• **Aim**: Search the listing below for "числа". Copy each matching line.

• **Task material**:
···

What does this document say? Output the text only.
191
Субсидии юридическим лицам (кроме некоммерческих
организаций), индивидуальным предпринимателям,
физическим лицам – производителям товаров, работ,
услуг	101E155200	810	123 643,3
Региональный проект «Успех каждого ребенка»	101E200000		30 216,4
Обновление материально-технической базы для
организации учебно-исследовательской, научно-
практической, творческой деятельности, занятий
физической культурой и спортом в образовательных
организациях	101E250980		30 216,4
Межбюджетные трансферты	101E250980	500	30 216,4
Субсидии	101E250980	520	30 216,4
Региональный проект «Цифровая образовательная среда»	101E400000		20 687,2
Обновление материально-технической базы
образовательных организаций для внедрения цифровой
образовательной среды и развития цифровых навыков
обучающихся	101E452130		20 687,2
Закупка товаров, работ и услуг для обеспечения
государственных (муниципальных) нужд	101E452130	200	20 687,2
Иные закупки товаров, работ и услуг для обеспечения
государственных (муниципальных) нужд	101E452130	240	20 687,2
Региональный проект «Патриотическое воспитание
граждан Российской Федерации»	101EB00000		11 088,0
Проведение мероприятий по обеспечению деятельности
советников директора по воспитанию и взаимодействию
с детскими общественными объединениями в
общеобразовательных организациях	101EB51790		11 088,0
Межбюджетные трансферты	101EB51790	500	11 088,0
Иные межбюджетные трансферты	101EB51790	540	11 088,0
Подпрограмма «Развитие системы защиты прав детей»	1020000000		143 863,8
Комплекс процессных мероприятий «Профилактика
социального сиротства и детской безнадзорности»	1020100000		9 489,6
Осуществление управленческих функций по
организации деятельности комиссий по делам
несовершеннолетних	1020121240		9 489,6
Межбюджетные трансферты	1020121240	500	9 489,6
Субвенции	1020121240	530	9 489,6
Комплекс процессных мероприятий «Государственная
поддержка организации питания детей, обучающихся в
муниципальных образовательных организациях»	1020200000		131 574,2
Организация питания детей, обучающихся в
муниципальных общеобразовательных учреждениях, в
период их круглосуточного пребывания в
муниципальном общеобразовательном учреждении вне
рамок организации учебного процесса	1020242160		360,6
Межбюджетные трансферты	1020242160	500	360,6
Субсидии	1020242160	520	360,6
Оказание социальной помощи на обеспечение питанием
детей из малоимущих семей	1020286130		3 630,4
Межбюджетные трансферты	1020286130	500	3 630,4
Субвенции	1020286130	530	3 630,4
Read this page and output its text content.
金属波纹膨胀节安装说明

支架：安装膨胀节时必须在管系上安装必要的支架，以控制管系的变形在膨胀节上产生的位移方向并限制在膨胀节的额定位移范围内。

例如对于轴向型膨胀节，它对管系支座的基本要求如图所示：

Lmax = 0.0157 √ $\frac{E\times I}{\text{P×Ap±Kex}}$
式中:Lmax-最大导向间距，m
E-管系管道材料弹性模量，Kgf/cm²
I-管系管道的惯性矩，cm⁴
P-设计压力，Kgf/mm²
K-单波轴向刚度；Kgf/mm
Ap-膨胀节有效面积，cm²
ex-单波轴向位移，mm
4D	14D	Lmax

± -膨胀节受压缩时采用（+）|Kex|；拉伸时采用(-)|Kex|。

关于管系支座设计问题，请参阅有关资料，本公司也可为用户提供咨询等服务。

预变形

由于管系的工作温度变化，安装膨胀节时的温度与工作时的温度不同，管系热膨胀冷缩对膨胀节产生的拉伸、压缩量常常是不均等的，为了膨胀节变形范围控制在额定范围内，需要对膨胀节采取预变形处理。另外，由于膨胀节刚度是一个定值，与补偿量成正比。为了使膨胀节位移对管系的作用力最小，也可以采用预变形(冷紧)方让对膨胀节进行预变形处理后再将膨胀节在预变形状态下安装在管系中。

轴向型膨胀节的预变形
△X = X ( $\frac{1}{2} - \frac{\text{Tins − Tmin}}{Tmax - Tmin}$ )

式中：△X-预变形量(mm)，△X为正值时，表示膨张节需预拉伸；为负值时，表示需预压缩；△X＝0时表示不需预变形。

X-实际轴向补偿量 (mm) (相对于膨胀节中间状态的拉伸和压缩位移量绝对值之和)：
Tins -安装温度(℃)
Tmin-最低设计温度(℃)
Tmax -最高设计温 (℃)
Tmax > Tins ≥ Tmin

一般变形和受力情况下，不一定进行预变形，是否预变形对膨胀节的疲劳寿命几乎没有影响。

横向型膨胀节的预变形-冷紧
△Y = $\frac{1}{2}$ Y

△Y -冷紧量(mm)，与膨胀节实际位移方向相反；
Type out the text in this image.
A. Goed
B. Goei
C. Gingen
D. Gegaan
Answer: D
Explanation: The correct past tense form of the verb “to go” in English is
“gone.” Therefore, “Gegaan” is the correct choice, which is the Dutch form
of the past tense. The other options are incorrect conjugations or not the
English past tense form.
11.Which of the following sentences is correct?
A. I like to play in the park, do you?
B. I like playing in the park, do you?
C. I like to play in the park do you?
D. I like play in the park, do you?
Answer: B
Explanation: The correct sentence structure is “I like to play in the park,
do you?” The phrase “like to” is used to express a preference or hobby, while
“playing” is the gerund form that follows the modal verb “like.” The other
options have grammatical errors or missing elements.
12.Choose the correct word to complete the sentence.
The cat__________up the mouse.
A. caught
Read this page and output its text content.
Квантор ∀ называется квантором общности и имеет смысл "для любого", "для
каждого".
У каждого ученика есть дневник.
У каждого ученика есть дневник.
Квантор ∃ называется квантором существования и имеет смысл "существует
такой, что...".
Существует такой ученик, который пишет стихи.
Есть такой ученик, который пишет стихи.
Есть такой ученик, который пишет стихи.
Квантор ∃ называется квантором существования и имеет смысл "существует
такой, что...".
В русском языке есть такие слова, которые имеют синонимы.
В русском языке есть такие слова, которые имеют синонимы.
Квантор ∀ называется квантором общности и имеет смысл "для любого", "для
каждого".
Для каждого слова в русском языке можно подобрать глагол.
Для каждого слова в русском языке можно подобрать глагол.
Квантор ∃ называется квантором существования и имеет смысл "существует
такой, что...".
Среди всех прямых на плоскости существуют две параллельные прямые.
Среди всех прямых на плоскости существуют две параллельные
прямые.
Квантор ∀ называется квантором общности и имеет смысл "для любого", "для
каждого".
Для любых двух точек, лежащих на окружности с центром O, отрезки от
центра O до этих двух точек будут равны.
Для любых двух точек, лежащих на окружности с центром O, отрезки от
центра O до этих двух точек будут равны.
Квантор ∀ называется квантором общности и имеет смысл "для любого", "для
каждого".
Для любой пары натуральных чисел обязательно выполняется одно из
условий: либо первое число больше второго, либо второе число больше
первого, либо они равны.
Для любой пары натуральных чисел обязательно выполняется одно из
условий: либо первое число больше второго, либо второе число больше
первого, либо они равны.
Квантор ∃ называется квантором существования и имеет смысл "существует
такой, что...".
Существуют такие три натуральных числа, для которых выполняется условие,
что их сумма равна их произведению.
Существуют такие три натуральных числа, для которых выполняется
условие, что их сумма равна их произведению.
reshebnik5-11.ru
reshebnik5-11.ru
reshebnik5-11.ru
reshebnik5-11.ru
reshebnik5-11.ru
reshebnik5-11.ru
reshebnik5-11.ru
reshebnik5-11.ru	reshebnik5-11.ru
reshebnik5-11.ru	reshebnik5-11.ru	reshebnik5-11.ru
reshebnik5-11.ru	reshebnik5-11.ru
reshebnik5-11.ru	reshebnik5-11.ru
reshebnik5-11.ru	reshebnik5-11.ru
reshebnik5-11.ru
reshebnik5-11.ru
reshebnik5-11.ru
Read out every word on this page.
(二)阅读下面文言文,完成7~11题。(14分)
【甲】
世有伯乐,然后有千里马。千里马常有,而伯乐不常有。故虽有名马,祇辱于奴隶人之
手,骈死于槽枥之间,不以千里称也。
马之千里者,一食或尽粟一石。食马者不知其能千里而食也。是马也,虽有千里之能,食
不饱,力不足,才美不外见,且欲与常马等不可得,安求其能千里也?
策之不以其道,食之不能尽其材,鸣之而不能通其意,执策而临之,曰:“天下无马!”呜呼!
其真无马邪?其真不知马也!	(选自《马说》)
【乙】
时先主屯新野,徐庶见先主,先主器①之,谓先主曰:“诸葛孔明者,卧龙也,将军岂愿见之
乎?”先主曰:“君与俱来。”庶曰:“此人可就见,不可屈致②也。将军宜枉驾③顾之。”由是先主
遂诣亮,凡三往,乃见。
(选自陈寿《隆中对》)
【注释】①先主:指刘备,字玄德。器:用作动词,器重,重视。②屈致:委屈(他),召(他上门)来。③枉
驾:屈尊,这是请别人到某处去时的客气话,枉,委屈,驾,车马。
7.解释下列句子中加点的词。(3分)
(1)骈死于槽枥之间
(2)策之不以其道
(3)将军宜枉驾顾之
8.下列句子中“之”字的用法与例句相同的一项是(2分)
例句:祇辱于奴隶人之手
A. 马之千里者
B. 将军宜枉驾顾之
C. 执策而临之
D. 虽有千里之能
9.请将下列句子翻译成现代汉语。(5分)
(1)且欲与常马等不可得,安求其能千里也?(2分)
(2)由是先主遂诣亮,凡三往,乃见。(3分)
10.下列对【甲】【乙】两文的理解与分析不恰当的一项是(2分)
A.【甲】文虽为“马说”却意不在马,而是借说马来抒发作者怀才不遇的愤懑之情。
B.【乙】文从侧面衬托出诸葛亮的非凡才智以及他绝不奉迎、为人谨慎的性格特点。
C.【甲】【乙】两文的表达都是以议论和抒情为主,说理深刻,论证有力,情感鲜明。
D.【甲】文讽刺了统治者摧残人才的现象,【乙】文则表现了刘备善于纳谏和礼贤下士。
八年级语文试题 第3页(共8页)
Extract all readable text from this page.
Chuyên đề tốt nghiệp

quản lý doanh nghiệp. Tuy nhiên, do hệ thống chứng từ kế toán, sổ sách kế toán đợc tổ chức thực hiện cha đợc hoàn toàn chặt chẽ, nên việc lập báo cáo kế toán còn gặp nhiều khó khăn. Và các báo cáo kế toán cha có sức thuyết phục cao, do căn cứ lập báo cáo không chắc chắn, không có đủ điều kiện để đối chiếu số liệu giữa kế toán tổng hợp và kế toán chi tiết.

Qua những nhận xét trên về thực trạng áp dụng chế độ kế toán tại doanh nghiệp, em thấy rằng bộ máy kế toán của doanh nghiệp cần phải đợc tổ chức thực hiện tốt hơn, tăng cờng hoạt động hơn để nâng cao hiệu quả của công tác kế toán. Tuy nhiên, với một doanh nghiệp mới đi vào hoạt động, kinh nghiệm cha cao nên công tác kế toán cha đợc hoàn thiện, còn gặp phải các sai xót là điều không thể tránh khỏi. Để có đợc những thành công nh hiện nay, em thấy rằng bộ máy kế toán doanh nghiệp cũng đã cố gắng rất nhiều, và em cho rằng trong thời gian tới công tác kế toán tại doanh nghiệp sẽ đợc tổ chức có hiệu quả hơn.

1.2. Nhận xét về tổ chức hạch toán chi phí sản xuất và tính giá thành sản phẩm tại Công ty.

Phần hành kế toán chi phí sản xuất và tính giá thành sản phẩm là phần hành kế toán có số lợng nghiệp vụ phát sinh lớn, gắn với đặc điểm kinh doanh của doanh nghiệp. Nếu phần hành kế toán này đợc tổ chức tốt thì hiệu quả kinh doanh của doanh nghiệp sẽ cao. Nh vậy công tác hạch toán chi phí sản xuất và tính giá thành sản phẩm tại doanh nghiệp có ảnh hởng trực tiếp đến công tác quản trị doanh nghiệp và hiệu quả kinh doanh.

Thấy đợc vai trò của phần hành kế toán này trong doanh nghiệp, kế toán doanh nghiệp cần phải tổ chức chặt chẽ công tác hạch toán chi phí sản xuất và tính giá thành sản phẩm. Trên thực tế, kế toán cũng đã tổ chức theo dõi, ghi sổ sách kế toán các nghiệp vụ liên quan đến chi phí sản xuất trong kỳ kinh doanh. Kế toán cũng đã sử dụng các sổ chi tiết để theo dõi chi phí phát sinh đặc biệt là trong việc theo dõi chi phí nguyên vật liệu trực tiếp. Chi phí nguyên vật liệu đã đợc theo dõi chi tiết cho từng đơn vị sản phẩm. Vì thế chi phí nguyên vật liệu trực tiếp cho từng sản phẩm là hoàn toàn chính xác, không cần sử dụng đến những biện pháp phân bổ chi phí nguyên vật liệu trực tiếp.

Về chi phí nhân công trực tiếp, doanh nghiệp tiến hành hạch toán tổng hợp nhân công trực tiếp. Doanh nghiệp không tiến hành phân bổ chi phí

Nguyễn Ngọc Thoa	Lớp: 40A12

···

• **Final result**:
Существуют такие три натуральных числа, для которых выполняется условие,
Существуют такие три натуральных числа, для которых выполняется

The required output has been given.